*Records for the exercise:*
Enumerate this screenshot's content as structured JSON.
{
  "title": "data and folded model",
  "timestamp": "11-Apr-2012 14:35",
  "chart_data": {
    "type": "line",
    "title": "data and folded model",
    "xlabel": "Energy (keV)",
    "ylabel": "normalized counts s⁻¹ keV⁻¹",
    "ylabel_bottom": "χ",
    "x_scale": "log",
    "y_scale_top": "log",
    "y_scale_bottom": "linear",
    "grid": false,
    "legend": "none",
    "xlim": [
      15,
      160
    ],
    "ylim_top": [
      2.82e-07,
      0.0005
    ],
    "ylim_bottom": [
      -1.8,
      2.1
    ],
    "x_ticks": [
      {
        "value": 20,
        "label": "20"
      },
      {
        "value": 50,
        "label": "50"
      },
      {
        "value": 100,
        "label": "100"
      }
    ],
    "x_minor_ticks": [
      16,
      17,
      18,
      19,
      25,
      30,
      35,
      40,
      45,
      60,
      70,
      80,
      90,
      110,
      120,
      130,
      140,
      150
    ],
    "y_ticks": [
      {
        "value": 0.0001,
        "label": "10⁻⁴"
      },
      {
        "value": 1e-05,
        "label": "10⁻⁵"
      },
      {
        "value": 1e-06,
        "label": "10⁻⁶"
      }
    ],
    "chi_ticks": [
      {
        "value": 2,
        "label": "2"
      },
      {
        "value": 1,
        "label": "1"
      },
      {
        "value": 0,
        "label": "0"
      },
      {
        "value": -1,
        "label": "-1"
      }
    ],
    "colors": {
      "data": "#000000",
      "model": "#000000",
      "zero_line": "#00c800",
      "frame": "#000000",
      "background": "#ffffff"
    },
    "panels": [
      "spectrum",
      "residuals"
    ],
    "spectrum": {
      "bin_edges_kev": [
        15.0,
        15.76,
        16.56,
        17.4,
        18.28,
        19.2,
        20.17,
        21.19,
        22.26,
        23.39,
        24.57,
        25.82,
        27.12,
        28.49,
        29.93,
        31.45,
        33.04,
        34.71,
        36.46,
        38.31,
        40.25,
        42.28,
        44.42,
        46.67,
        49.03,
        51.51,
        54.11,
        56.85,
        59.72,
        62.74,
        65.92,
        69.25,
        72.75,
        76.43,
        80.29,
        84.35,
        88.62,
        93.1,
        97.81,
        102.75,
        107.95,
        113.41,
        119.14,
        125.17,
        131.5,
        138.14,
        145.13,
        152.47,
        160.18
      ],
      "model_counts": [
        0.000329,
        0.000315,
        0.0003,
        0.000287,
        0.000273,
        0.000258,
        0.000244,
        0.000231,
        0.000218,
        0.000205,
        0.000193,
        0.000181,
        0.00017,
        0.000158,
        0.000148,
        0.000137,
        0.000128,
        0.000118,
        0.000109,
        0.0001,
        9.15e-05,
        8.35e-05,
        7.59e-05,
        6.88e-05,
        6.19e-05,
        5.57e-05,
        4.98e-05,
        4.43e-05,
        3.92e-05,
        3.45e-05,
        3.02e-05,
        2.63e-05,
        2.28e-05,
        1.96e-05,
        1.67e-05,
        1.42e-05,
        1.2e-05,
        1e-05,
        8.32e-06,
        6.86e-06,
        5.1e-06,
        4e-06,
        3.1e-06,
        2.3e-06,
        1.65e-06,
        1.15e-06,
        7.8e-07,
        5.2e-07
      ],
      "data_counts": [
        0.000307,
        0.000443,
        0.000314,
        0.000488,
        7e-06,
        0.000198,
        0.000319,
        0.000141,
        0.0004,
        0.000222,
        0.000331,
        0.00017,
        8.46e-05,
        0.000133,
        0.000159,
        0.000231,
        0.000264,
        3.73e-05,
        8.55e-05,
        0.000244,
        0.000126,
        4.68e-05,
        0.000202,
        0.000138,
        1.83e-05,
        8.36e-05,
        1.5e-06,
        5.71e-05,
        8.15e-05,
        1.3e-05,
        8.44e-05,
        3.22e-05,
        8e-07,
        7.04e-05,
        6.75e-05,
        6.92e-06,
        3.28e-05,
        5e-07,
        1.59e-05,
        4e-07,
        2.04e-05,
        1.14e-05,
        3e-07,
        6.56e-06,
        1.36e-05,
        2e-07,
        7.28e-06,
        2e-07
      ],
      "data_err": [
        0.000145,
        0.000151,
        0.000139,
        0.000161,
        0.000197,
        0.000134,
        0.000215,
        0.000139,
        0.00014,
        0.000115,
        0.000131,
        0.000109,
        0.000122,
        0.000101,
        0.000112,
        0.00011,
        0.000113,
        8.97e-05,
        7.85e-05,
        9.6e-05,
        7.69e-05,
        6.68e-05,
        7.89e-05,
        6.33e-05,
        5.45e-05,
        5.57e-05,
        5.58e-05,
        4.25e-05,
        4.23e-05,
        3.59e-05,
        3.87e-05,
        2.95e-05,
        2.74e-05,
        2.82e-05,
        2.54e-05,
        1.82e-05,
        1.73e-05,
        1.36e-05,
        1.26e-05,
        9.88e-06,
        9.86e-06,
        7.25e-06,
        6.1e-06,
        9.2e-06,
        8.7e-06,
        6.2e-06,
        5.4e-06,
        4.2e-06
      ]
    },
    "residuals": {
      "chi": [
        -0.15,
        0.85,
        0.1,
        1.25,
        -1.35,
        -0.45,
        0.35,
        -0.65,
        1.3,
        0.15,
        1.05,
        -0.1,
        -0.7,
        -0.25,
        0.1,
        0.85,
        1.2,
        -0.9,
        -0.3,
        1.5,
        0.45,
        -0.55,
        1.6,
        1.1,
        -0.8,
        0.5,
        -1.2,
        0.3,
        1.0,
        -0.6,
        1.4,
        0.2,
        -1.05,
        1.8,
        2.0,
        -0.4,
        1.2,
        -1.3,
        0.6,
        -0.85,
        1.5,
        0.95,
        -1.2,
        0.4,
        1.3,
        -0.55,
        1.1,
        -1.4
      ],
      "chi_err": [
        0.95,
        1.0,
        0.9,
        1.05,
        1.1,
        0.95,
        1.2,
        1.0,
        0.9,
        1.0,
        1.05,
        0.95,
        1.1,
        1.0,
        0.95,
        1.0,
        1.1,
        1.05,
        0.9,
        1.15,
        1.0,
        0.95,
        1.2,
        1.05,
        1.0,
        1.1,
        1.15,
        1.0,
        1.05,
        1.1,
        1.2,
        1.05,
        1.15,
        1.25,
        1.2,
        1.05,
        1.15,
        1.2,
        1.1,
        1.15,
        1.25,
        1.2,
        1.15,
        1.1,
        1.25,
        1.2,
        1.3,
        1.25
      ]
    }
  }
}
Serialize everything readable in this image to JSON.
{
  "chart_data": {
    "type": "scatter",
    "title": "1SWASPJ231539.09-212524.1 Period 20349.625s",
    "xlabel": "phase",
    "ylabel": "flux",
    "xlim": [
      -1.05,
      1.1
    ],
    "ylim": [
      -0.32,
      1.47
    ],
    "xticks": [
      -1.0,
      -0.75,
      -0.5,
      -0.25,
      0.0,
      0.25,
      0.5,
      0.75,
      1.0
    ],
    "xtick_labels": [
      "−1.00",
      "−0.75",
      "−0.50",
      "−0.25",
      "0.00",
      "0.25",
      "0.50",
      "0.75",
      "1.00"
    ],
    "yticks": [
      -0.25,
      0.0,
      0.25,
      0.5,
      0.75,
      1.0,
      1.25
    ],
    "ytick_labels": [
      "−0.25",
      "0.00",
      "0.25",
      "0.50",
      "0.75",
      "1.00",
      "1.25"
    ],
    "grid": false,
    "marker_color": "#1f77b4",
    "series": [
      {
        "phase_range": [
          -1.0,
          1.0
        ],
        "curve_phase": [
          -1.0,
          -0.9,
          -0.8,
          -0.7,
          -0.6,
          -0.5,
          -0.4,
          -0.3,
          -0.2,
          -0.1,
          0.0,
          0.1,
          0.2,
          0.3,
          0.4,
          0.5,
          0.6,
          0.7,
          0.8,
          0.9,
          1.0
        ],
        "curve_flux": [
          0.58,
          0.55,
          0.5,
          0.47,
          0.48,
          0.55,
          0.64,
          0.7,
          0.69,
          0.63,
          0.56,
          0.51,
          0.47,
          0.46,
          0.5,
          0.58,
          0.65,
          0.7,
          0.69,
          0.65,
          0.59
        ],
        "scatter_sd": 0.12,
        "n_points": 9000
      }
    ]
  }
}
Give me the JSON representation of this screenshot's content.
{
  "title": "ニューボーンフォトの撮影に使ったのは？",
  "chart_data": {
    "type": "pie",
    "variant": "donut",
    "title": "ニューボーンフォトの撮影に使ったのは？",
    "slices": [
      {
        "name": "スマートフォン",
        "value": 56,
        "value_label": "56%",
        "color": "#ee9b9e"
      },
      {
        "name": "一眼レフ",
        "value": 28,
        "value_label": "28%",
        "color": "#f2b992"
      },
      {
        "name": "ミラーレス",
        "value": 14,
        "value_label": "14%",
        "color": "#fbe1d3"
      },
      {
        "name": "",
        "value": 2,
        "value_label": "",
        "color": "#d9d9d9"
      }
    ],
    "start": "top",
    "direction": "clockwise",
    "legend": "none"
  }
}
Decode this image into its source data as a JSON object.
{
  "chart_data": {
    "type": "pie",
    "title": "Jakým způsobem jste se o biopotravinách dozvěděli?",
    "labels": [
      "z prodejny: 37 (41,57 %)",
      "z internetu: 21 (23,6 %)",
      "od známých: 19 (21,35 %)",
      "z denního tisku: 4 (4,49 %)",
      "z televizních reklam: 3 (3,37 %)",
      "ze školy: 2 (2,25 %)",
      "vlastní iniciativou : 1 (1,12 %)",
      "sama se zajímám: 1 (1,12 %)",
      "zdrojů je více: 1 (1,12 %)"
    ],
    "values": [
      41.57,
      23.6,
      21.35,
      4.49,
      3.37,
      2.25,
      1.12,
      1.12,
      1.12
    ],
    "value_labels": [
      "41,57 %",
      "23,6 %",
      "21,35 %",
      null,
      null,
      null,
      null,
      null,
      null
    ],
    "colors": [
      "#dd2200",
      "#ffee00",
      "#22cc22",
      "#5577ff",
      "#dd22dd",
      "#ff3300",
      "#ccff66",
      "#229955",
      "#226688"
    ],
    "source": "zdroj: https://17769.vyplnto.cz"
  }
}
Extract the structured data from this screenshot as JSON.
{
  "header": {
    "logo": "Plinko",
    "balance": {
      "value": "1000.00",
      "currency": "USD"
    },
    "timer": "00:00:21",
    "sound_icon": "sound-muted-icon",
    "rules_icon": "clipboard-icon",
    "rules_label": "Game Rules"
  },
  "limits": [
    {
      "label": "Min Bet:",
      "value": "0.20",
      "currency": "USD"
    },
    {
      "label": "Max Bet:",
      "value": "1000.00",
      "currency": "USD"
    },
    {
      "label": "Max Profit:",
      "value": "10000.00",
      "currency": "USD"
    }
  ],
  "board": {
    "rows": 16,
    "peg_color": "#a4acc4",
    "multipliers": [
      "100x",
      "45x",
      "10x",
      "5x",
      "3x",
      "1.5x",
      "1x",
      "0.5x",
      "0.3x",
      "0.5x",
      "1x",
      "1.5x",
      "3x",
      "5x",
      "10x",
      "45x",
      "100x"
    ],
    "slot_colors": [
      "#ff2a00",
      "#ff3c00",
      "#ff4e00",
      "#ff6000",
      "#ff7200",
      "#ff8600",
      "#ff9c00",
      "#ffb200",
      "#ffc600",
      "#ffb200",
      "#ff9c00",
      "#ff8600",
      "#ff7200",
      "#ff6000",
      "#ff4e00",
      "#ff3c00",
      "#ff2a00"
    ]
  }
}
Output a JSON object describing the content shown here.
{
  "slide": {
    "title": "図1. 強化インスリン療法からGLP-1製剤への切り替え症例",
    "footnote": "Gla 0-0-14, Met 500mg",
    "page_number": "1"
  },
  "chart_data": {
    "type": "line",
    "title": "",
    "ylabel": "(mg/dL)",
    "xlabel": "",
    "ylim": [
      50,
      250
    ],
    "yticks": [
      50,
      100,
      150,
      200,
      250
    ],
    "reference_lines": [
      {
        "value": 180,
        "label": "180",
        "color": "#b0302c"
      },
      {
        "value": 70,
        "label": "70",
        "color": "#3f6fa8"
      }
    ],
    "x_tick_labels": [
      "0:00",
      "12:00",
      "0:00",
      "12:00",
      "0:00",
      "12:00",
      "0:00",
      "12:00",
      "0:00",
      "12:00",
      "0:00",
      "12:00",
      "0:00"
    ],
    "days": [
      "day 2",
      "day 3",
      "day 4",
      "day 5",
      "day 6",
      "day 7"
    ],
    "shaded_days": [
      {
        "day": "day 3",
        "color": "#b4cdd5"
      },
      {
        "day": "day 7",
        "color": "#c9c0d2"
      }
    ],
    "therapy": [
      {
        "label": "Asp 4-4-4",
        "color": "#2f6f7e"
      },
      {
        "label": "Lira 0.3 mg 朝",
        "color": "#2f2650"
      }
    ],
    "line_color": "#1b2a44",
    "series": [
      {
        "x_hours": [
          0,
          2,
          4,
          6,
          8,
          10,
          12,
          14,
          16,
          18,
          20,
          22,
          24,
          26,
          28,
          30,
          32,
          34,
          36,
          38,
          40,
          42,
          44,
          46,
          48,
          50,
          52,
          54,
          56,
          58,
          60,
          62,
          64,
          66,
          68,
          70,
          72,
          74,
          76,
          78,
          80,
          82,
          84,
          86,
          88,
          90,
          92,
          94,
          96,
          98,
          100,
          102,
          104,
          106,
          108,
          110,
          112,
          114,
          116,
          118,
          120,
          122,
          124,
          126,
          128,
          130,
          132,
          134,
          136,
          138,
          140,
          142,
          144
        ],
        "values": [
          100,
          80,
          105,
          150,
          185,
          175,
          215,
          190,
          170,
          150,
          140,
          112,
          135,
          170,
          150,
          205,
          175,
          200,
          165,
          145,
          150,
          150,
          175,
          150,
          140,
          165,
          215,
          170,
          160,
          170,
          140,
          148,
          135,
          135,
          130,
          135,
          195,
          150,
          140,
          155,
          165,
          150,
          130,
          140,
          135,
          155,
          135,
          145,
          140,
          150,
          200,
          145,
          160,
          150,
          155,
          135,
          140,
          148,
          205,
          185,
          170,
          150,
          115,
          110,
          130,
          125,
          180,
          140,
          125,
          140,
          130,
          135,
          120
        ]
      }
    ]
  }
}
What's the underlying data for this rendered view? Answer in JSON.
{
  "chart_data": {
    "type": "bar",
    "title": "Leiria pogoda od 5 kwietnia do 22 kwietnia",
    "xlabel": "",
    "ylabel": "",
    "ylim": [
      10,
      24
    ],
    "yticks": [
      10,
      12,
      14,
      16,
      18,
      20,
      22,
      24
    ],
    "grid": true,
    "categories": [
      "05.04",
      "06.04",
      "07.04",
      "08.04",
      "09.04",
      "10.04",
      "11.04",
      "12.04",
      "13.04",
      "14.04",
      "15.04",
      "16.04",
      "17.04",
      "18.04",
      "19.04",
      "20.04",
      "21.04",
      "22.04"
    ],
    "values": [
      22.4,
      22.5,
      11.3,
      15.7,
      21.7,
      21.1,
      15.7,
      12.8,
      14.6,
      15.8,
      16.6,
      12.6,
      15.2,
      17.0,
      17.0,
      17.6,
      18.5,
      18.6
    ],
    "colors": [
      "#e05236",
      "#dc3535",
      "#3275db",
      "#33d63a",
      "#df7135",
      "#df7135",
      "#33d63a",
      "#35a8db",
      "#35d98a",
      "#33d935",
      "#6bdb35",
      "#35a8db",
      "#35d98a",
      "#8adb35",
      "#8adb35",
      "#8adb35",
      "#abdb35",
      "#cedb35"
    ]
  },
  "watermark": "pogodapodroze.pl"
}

*Task prompt:* Of all the lines in the data above, state how many include "title". Say only the number.

*Answer for this exercise:* 9